▸ What you will do: Transcribe the records below exactly as they appear, omitting any pictures.

▸ Information provided:
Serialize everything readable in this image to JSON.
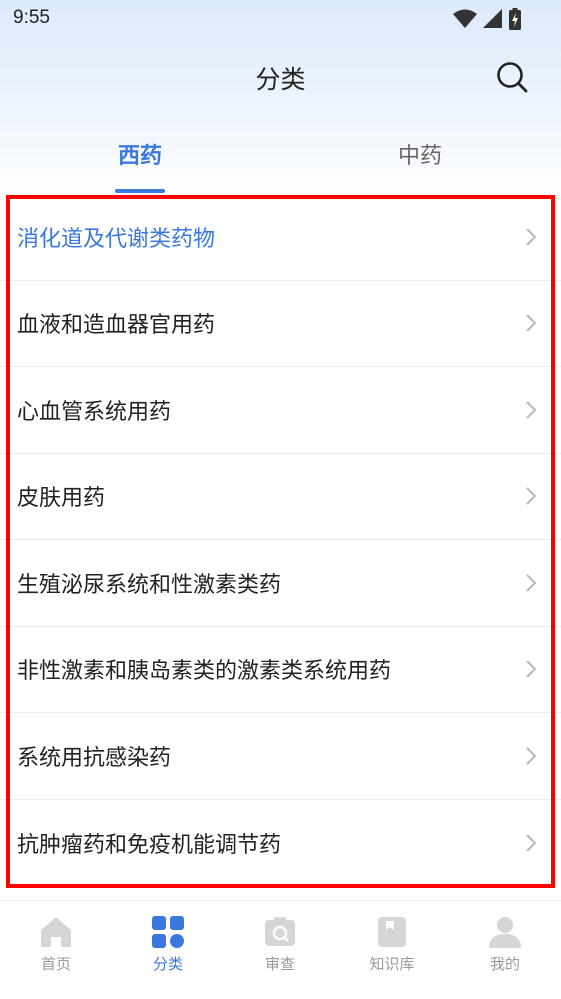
{
  "status_bar": {
    "time": "9:55"
  },
  "header": {
    "title": "分类"
  },
  "tabs": [
    {
      "label": "西药",
      "active": true
    },
    {
      "label": "中药",
      "active": false
    }
  ],
  "categories": [
    {
      "label": "消化道及代谢类药物",
      "active": true
    },
    {
      "label": "血液和造血器官用药",
      "active": false
    },
    {
      "label": "心血管系统用药",
      "active": false
    },
    {
      "label": "皮肤用药",
      "active": false
    },
    {
      "label": "生殖泌尿系统和性激素类药",
      "active": false
    },
    {
      "label": "非性激素和胰岛素类的激素类系统用药",
      "active": false
    },
    {
      "label": "系统用抗感染药",
      "active": false
    },
    {
      "label": "抗肿瘤药和免疫机能调节药",
      "active": false
    }
  ],
  "bottom_nav": [
    {
      "label": "首页",
      "icon": "home-icon",
      "active": false
    },
    {
      "label": "分类",
      "icon": "category-grid-icon",
      "active": true
    },
    {
      "label": "审查",
      "icon": "review-icon",
      "active": false
    },
    {
      "label": "知识库",
      "icon": "knowledge-book-icon",
      "active": false
    },
    {
      "label": "我的",
      "icon": "profile-icon",
      "active": false
    }
  ],
  "colors": {
    "accent": "#3a78e0",
    "highlight_border": "#ff0000",
    "inactive_icon": "#d6d6d6"
  }
}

▸ Finished exercise:
Serialize everything readable in this image to JSON.
{
  "status_bar": {
    "time": "9:55"
  },
  "header": {
    "title": "分类"
  },
  "tabs": [
    {
      "label": "西药",
      "active": true
    },
    {
      "label": "中药",
      "active": false
    }
  ],
  "categories": [
    {
      "label": "消化道及代谢类药物",
      "active": true
    },
    {
      "label": "血液和造血器官用药",
      "active": false
    },
    {
      "label": "心血管系统用药",
      "active": false
    },
    {
      "label": "皮肤用药",
      "active": false
    },
    {
      "label": "生殖泌尿系统和性激素类药",
      "active": false
    },
    {
      "label": "非性激素和胰岛素类的激素类系统用药",
      "active": false
    },
    {
      "label": "系统用抗感染药",
      "active": false
    },
    {
      "label": "抗肿瘤药和免疫机能调节药",
      "active": false
    }
  ],
  "bottom_nav": [
    {
      "label": "首页",
      "icon": "home-icon",
      "active": false
    },
    {
      "label": "分类",
      "icon": "category-grid-icon",
      "active": true
    },
    {
      "label": "审查",
      "icon": "review-icon",
      "active": false
    },
    {
      "label": "知识库",
      "icon": "knowledge-book-icon",
      "active": false
    },
    {
      "label": "我的",
      "icon": "profile-icon",
      "active": false
    }
  ],
  "colors": {
    "accent": "#3a78e0",
    "highlight_border": "#ff0000",
    "inactive_icon": "#d6d6d6"
  }
}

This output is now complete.